··· Exercise input
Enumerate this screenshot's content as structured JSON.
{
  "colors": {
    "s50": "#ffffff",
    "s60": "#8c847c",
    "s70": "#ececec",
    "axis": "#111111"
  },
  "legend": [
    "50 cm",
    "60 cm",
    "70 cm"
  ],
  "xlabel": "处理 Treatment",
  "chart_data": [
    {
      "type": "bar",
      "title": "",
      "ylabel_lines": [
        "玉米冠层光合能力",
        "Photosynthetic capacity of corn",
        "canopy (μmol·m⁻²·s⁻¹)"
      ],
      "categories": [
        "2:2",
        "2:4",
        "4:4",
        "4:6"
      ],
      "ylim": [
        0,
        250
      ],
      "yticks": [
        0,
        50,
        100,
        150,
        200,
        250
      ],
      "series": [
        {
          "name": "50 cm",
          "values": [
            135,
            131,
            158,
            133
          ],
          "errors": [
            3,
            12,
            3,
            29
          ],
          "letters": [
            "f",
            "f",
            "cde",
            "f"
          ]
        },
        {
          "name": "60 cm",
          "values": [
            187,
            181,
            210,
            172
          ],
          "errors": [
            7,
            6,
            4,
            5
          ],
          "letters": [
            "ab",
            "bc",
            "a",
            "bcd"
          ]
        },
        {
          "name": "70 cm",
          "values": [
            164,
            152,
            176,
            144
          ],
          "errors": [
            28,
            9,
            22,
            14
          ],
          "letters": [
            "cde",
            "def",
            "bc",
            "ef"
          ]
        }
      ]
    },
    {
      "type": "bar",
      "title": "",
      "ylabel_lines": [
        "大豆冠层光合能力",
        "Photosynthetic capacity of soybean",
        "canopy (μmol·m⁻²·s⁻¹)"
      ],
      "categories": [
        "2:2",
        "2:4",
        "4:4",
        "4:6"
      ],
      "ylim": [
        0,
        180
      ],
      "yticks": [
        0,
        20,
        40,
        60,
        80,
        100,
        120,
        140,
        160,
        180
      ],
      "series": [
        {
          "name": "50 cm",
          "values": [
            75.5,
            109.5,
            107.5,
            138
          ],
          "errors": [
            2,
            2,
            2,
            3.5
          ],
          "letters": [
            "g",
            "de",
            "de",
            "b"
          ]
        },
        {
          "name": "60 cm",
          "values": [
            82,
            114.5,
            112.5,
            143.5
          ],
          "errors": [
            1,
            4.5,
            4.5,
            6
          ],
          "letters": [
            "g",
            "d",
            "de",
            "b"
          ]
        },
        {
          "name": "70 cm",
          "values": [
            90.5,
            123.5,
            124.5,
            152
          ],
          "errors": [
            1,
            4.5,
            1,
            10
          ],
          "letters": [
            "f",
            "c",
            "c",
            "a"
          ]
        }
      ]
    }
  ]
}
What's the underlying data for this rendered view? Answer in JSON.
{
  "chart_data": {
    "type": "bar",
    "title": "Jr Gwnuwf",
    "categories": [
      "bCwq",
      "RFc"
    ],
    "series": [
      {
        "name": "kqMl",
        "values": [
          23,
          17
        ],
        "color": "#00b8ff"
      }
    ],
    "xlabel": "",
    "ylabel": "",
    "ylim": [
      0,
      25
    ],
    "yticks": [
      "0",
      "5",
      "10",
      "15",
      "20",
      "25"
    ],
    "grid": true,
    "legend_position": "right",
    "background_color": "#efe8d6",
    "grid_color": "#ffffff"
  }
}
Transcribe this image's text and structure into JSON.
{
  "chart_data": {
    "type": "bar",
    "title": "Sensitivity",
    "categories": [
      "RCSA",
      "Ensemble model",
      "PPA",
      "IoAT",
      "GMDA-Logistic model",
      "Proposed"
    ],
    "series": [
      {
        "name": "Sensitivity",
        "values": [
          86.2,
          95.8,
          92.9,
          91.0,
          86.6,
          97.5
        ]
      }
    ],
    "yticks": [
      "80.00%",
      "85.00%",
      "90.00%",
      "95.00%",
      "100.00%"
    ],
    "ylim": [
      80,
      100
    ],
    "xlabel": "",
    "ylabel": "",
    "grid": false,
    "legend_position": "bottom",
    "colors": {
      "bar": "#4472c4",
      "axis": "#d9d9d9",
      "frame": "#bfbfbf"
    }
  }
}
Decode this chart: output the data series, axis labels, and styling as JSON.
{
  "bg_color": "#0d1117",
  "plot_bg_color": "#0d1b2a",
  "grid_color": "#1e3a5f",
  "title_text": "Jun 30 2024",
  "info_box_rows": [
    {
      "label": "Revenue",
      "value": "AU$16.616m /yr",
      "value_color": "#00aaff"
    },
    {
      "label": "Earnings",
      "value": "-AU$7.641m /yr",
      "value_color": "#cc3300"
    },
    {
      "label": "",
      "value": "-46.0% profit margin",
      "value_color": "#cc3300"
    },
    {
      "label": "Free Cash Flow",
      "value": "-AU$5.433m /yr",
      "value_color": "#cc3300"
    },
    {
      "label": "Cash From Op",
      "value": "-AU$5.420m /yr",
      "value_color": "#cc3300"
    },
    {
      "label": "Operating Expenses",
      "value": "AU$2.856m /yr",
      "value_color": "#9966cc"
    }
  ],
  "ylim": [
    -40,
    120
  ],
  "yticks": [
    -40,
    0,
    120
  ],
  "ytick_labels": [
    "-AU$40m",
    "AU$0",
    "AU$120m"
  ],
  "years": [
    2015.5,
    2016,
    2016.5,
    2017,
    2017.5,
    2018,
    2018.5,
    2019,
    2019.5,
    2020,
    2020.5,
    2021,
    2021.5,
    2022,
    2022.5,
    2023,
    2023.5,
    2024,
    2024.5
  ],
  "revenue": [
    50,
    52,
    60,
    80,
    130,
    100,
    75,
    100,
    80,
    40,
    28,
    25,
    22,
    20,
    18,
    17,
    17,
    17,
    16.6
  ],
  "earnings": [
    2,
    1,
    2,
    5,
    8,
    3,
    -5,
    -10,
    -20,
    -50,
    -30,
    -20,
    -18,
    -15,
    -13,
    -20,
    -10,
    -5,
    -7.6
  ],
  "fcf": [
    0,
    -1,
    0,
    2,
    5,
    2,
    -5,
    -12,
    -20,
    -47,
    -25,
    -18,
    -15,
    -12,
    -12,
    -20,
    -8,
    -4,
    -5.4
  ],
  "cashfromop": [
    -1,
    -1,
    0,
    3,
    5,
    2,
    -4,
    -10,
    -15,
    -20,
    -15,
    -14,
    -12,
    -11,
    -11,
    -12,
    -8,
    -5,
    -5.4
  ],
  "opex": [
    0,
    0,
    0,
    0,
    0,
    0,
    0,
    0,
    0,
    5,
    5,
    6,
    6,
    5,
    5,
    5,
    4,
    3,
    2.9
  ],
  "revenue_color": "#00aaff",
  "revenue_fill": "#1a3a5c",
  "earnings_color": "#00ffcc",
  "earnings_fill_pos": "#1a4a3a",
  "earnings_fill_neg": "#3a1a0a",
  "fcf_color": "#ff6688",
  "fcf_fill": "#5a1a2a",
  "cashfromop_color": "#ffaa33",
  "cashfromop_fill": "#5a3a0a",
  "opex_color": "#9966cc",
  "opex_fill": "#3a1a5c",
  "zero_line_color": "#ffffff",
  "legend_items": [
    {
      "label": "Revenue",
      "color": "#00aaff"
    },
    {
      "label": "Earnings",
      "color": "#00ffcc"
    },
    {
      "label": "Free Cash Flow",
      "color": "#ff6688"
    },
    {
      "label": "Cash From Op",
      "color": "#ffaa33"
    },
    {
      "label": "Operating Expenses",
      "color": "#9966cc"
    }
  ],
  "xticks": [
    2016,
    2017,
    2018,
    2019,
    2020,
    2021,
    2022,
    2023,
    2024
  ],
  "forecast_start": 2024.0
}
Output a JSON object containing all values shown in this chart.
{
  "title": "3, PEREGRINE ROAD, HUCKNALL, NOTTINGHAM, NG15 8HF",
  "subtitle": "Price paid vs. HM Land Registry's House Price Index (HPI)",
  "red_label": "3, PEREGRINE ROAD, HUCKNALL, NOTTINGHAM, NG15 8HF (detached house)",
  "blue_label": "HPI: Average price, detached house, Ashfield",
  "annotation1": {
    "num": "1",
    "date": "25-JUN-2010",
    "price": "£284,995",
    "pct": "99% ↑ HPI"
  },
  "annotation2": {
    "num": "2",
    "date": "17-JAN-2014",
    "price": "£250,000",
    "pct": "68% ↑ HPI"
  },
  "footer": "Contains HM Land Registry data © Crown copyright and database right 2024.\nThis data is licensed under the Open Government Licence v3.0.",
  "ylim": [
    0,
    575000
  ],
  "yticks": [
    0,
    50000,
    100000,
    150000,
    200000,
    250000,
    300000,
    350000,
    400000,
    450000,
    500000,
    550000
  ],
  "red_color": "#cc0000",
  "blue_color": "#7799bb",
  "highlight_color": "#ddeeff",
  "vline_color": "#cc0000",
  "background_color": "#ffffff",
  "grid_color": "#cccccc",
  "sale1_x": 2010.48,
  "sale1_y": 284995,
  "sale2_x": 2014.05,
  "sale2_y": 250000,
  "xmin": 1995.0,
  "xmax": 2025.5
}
······
**Task to carry out:** Pick out all the lines with the word "Land" in them and copy them.

**Task solution:**
  "subtitle": "Price paid vs. HM Land Registry's House Price Index (HPI)",
  "footer": "Contains HM Land Registry data © Crown copyright and database right 2024.\nThis data is licensed under the Open Government Licence v3.0.",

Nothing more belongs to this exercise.